## WHAT THE TASK REQUIRES
Go through the records and copy each line where the string "Platform" occurs.
(AVAILABLE RECORDS Opens)
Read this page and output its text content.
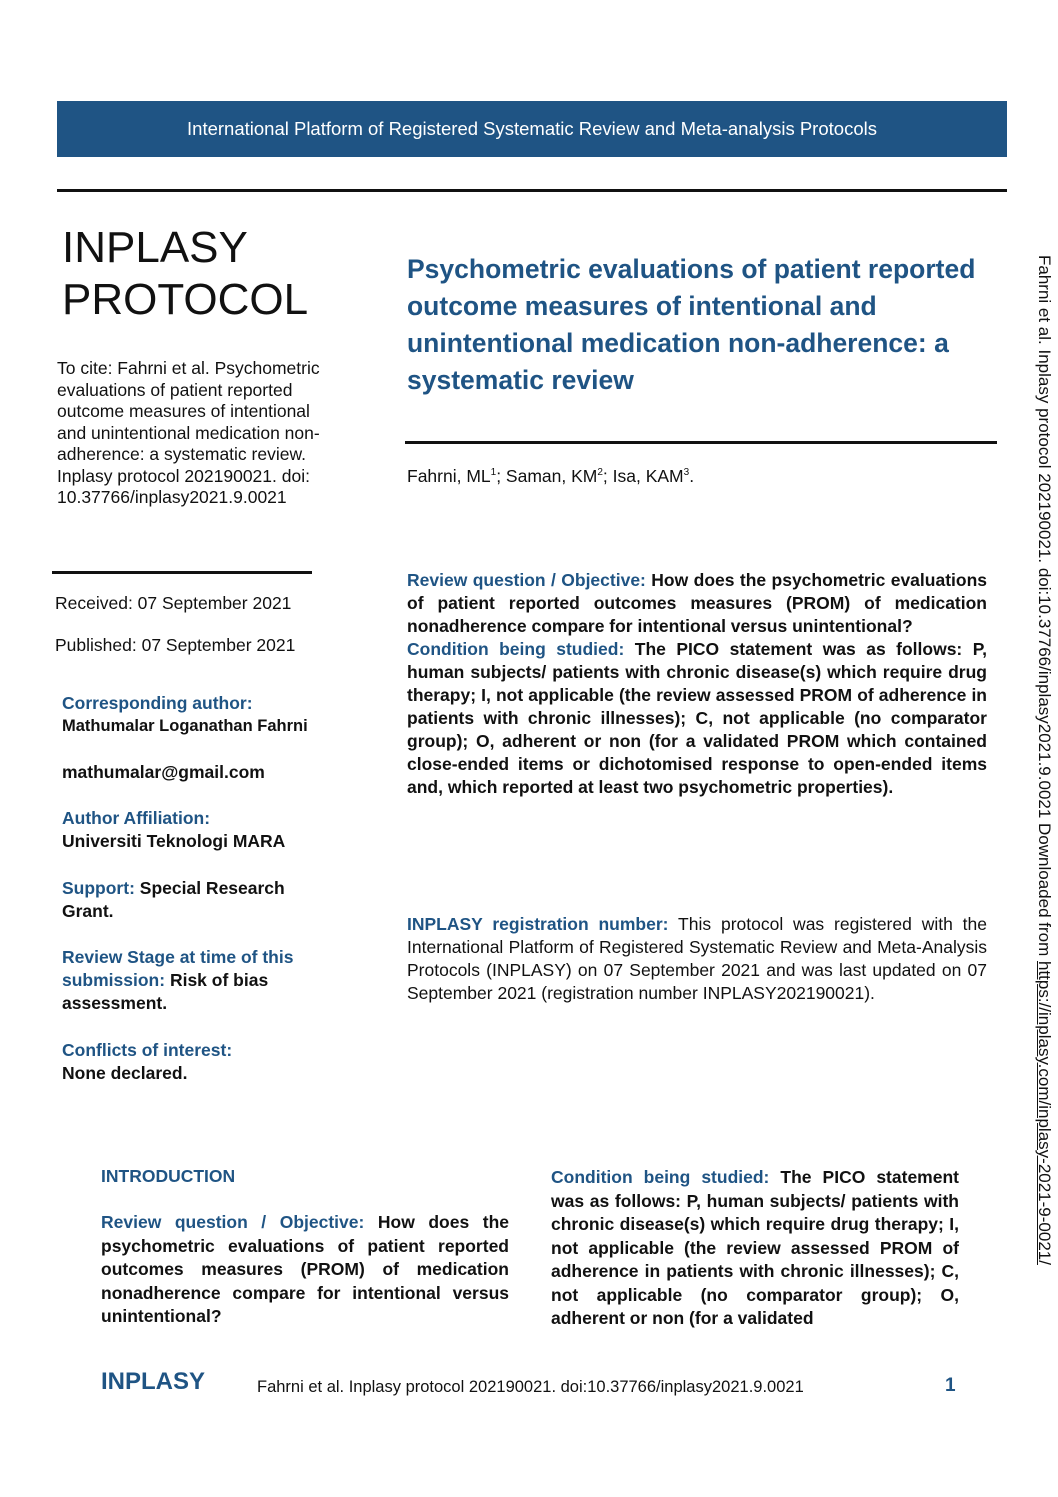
International Platform of Registered Systematic Review and Meta-analysis Protocols
INPLASY
PROTOCOL
To cite: Fahrni et al. Psychometric evaluations of patient reported outcome measures of intentional and unintentional medication non-adherence: a systematic review. Inplasy protocol 202190021. doi: 10.37766/inplasy2021.9.0021
Received: 07 September 2021
Published: 07 September 2021
Corresponding author:
Mathumalar Loganathan Fahrni
mathumalar@gmail.com
Author Affiliation:
Universiti Teknologi MARA
Support: Special Research Grant.
Review Stage at time of this submission: Risk of bias assessment.
Conflicts of interest:
None declared.
Psychometric evaluations of patient reported outcome measures of intentional and unintentional medication non-adherence: a systematic review
Fahrni, $ML^1$; Saman, $KM^2$; Isa, KAM$^3$.
Review question / Objective: How does the psychometric evaluations of patient reported outcomes measures (PROM) of medication nonadherence compare for intentional versus unintentional?
Condition being studied: The PICO statement was as follows: P, human subjects/ patients with chronic disease(s) which require drug therapy; I, not applicable (the review assessed PROM of adherence in patients with chronic illnesses); C, not applicable (no comparator group); O, adherent or non (for a validated PROM which contained close-ended items or dichotomised response to open-ended items and, which reported at least two psychometric properties).
INPLASY registration number: This protocol was registered with the International Platform of Registered Systematic Review and Meta-Analysis Protocols (INPLASY) on 07 September 2021 and was last updated on 07 September 2021 (registration number INPLASY202190021).
Fahrni et al. Inplasy protocol 202190021. doi:10.37766/inplasy2021.9.0021 Downloaded from https://inplasy.com/inplasy-2021-9-0021/
INTRODUCTION
Review question / Objective: How does the psychometric evaluations of patient reported outcomes measures (PROM) of medication nonadherence compare for intentional versus unintentional?
Condition being studied: The PICO statement was as follows: P, human subjects/ patients with chronic disease(s) which require drug therapy; I, not applicable (the review assessed PROM of adherence in patients with chronic illnesses); C, not applicable (no comparator group); O, adherent or non (for a validated
INPLASY	Fahrni et al. Inplasy protocol 202190021. doi:10.37766/inplasy2021.9.0021	1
(AVAILABLE RECORDS Closes)
## ANSWER SPACE
International Platform of Registered Systematic Review and Meta-analysis Protocols
INPLASY registration number: This protocol was registered with the International Platform of Registered Systematic Review and Meta-Analysis Protocols (INPLASY) on 07 September 2021 and was last updated on 07 September 2021 (registration number INPLASY202190021).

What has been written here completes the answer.